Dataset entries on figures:
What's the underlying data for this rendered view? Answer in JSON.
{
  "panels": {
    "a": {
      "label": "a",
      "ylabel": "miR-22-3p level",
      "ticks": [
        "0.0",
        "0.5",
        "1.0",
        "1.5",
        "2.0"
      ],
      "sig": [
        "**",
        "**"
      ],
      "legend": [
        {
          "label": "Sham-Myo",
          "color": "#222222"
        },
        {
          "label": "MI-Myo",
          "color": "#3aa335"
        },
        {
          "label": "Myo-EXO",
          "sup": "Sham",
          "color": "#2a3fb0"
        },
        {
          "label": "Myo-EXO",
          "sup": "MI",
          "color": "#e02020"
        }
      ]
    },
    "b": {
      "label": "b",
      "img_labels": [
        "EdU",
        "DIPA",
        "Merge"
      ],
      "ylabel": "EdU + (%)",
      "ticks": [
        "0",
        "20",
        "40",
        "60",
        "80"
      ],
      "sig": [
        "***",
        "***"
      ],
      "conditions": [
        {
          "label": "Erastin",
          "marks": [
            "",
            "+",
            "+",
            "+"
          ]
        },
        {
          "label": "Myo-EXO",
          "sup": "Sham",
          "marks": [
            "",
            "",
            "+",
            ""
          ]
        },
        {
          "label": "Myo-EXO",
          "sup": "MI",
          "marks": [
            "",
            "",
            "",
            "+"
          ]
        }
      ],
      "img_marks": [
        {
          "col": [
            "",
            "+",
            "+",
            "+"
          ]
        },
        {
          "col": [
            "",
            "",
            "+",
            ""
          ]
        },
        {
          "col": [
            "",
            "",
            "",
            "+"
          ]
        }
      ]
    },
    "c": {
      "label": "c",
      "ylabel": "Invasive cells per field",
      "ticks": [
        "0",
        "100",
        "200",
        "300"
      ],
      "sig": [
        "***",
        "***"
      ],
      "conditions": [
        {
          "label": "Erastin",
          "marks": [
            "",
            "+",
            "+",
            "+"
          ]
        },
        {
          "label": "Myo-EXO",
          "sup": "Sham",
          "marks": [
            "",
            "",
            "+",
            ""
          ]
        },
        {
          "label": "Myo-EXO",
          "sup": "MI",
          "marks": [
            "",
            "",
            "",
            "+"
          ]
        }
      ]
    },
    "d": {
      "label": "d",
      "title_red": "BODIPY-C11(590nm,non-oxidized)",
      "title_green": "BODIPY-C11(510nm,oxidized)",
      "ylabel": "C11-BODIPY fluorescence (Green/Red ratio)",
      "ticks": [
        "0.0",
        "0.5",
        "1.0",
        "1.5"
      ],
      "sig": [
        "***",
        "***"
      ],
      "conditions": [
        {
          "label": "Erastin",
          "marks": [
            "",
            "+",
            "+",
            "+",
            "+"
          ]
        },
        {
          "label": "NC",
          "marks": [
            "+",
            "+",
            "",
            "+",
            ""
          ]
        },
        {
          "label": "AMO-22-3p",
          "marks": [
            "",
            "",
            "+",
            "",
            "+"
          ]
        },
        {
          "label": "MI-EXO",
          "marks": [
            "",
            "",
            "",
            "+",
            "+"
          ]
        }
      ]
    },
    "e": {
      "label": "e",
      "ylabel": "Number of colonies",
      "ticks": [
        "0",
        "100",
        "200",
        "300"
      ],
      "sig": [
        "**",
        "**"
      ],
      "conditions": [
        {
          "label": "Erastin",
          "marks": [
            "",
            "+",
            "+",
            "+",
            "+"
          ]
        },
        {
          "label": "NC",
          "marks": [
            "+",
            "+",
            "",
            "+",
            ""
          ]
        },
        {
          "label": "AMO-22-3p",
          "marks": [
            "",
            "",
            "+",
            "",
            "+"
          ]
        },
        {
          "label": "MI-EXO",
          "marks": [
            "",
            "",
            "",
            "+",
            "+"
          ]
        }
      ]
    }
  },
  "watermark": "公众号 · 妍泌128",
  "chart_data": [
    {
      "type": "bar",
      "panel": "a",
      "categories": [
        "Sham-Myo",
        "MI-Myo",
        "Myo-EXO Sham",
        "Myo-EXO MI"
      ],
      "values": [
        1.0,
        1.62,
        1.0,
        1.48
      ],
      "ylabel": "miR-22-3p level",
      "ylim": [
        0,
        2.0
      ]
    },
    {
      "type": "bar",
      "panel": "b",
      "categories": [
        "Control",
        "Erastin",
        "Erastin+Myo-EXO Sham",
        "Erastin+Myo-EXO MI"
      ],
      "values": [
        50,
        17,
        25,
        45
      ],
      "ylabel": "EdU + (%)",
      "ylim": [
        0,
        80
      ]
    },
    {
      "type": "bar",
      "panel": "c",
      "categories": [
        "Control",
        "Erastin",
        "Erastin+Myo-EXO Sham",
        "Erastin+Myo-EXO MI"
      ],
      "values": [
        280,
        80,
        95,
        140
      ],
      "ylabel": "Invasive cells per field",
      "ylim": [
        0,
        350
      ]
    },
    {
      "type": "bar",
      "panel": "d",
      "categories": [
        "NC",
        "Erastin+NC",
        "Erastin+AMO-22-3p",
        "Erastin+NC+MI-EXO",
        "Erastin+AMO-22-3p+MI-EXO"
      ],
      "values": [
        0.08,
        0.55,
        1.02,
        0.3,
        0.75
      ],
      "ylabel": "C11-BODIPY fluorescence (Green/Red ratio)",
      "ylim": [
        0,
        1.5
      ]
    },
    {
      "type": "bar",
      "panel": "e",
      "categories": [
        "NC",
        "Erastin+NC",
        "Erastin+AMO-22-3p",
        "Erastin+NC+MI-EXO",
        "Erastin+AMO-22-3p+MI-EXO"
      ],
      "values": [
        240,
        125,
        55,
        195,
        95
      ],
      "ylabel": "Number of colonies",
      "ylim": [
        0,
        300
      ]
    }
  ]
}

▶ _TASK STATEMENT_
Nothing should be left out: return all of the records exactly.

▶ _TASK SOLUTION_
What's the underlying data for this rendered view? Answer in JSON.
{
  "panels": {
    "a": {
      "label": "a",
      "ylabel": "miR-22-3p level",
      "ticks": [
        "0.0",
        "0.5",
        "1.0",
        "1.5",
        "2.0"
      ],
      "sig": [
        "**",
        "**"
      ],
      "legend": [
        {
          "label": "Sham-Myo",
          "color": "#222222"
        },
        {
          "label": "MI-Myo",
          "color": "#3aa335"
        },
        {
          "label": "Myo-EXO",
          "sup": "Sham",
          "color": "#2a3fb0"
        },
        {
          "label": "Myo-EXO",
          "sup": "MI",
          "color": "#e02020"
        }
      ]
    },
    "b": {
      "label": "b",
      "img_labels": [
        "EdU",
        "DIPA",
        "Merge"
      ],
      "ylabel": "EdU + (%)",
      "ticks": [
        "0",
        "20",
        "40",
        "60",
        "80"
      ],
      "sig": [
        "***",
        "***"
      ],
      "conditions": [
        {
          "label": "Erastin",
          "marks": [
            "",
            "+",
            "+",
            "+"
          ]
        },
        {
          "label": "Myo-EXO",
          "sup": "Sham",
          "marks": [
            "",
            "",
            "+",
            ""
          ]
        },
        {
          "label": "Myo-EXO",
          "sup": "MI",
          "marks": [
            "",
            "",
            "",
            "+"
          ]
        }
      ],
      "img_marks": [
        {
          "col": [
            "",
            "+",
            "+",
            "+"
          ]
        },
        {
          "col": [
            "",
            "",
            "+",
            ""
          ]
        },
        {
          "col": [
            "",
            "",
            "",
            "+"
          ]
        }
      ]
    },
    "c": {
      "label": "c",
      "ylabel": "Invasive cells per field",
      "ticks": [
        "0",
        "100",
        "200",
        "300"
      ],
      "sig": [
        "***",
        "***"
      ],
      "conditions": [
        {
          "label": "Erastin",
          "marks": [
            "",
            "+",
            "+",
            "+"
          ]
        },
        {
          "label": "Myo-EXO",
          "sup": "Sham",
          "marks": [
            "",
            "",
            "+",
            ""
          ]
        },
        {
          "label": "Myo-EXO",
          "sup": "MI",
          "marks": [
            "",
            "",
            "",
            "+"
          ]
        }
      ]
    },
    "d": {
      "label": "d",
      "title_red": "BODIPY-C11(590nm,non-oxidized)",
      "title_green": "BODIPY-C11(510nm,oxidized)",
      "ylabel": "C11-BODIPY fluorescence (Green/Red ratio)",
      "ticks": [
        "0.0",
        "0.5",
        "1.0",
        "1.5"
      ],
      "sig": [
        "***",
        "***"
      ],
      "conditions": [
        {
          "label": "Erastin",
          "marks": [
            "",
            "+",
            "+",
            "+",
            "+"
          ]
        },
        {
          "label": "NC",
          "marks": [
            "+",
            "+",
            "",
            "+",
            ""
          ]
        },
        {
          "label": "AMO-22-3p",
          "marks": [
            "",
            "",
            "+",
            "",
            "+"
          ]
        },
        {
          "label": "MI-EXO",
          "marks": [
            "",
            "",
            "",
            "+",
            "+"
          ]
        }
      ]
    },
    "e": {
      "label": "e",
      "ylabel": "Number of colonies",
      "ticks": [
        "0",
        "100",
        "200",
        "300"
      ],
      "sig": [
        "**",
        "**"
      ],
      "conditions": [
        {
          "label": "Erastin",
          "marks": [
            "",
            "+",
            "+",
            "+",
            "+"
          ]
        },
        {
          "label": "NC",
          "marks": [
            "+",
            "+",
            "",
            "+",
            ""
          ]
        },
        {
          "label": "AMO-22-3p",
          "marks": [
            "",
            "",
            "+",
            "",
            "+"
          ]
        },
        {
          "label": "MI-EXO",
          "marks": [
            "",
            "",
            "",
            "+",
            "+"
          ]
        }
      ]
    }
  },
  "watermark": "公众号 · 妍泌128",
  "chart_data": [
    {
      "type": "bar",
      "panel": "a",
      "categories": [
        "Sham-Myo",
        "MI-Myo",
        "Myo-EXO Sham",
        "Myo-EXO MI"
      ],
      "values": [
        1.0,
        1.62,
        1.0,
        1.48
      ],
      "ylabel": "miR-22-3p level",
      "ylim": [
        0,
        2.0
      ]
    },
    {
      "type": "bar",
      "panel": "b",
      "categories": [
        "Control",
        "Erastin",
        "Erastin+Myo-EXO Sham",
        "Erastin+Myo-EXO MI"
      ],
      "values": [
        50,
        17,
        25,
        45
      ],
      "ylabel": "EdU + (%)",
      "ylim": [
        0,
        80
      ]
    },
    {
      "type": "bar",
      "panel": "c",
      "categories": [
        "Control",
        "Erastin",
        "Erastin+Myo-EXO Sham",
        "Erastin+Myo-EXO MI"
      ],
      "values": [
        280,
        80,
        95,
        140
      ],
      "ylabel": "Invasive cells per field",
      "ylim": [
        0,
        350
      ]
    },
    {
      "type": "bar",
      "panel": "d",
      "categories": [
        "NC",
        "Erastin+NC",
        "Erastin+AMO-22-3p",
        "Erastin+NC+MI-EXO",
        "Erastin+AMO-22-3p+MI-EXO"
      ],
      "values": [
        0.08,
        0.55,
        1.02,
        0.3,
        0.75
      ],
      "ylabel": "C11-BODIPY fluorescence (Green/Red ratio)",
      "ylim": [
        0,
        1.5
      ]
    },
    {
      "type": "bar",
      "panel": "e",
      "categories": [
        "NC",
        "Erastin+NC",
        "Erastin+AMO-22-3p",
        "Erastin+NC+MI-EXO",
        "Erastin+AMO-22-3p+MI-EXO"
      ],
      "values": [
        240,
        125,
        55,
        195,
        95
      ],
      "ylabel": "Number of colonies",
      "ylim": [
        0,
        300
      ]
    }
  ]
}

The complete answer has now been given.